• _Aim of the exercise_
Convert the items, from the first line through the line containing "q16-options-row-1: A.方差 B.", into a JSON list of strings with one string per line and no blank lines.

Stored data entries
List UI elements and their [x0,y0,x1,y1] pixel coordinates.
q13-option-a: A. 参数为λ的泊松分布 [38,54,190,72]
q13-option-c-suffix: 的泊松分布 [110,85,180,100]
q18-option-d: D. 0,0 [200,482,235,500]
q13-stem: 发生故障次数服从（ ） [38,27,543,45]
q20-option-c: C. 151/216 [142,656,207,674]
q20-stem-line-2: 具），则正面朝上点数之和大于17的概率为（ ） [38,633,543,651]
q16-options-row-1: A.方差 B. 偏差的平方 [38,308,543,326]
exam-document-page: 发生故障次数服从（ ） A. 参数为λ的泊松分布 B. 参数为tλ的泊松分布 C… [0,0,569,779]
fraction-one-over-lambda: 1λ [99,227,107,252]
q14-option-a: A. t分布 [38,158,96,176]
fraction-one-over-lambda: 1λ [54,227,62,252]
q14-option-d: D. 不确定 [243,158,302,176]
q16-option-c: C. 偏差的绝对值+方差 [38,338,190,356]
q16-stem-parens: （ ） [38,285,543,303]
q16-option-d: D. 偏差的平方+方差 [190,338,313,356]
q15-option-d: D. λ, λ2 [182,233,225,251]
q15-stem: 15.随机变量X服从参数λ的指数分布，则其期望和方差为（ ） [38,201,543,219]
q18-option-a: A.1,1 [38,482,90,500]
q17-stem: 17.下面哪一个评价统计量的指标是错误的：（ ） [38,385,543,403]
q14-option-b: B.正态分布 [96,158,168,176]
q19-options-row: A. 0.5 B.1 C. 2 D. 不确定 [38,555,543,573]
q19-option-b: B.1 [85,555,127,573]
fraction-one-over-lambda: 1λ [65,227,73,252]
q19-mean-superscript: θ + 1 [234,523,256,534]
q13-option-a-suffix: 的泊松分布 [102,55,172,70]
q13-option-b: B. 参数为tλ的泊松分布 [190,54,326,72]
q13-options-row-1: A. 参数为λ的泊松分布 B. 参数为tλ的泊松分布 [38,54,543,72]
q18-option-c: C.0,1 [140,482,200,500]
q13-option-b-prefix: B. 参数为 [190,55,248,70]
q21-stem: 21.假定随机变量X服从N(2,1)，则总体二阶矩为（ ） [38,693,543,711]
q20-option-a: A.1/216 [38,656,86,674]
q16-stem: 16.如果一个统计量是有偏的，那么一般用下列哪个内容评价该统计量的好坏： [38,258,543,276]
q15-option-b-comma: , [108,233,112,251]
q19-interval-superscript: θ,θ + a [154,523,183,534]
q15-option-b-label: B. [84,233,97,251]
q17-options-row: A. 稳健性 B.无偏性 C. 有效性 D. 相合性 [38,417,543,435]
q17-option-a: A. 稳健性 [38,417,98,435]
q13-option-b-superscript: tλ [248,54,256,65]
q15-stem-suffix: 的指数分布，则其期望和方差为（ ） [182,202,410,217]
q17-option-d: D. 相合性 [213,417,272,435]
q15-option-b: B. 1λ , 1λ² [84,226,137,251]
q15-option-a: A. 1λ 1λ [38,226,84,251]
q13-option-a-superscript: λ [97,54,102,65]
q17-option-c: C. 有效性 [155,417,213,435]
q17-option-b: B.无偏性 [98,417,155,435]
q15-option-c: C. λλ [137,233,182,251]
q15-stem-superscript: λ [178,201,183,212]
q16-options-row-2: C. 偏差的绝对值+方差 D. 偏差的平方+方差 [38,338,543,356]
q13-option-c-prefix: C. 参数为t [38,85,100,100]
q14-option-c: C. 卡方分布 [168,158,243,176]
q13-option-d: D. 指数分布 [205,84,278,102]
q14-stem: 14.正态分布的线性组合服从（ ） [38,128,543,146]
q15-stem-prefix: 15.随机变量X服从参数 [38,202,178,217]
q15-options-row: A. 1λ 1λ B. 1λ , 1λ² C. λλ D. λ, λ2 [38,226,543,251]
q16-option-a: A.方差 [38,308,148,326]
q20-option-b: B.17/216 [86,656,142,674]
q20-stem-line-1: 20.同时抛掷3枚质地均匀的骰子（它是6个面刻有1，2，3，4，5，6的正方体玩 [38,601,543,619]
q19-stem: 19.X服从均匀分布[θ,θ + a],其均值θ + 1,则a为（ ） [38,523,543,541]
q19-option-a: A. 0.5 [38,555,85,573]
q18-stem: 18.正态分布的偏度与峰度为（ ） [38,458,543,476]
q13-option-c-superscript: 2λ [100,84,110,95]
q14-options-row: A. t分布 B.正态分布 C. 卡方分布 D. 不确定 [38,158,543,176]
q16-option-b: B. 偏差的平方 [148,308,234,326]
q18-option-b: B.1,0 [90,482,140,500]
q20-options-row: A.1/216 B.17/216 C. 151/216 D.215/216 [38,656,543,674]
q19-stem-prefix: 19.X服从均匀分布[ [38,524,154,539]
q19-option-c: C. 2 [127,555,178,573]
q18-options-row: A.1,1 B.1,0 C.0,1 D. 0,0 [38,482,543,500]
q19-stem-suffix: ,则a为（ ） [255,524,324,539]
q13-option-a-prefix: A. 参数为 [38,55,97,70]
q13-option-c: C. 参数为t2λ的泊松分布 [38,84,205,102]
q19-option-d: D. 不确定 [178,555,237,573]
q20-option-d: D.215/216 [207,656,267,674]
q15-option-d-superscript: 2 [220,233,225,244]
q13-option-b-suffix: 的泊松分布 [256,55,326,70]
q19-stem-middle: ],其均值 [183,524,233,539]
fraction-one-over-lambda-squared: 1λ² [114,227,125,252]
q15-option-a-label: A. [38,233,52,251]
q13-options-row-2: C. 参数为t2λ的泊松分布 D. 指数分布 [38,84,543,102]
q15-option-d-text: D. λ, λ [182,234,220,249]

• _Right answer_
[
  "List UI elements and their [x0,y0,x1,y1] pixel coordinates.",
  "q13-option-a: A. 参数为λ的泊松分布 [38,54,190,72]",
  "q13-option-c-suffix: 的泊松分布 [110,85,180,100]",
  "q18-option-d: D. 0,0 [200,482,235,500]",
  "q13-stem: 发生故障次数服从（ ） [38,27,543,45]",
  "q20-option-c: C. 151/216 [142,656,207,674]",
  "q20-stem-line-2: 具），则正面朝上点数之和大于17的概率为（ ） [38,633,543,651]",
  "q16-options-row-1: A.方差 B. 偏差的平方 [38,308,543,326]"
]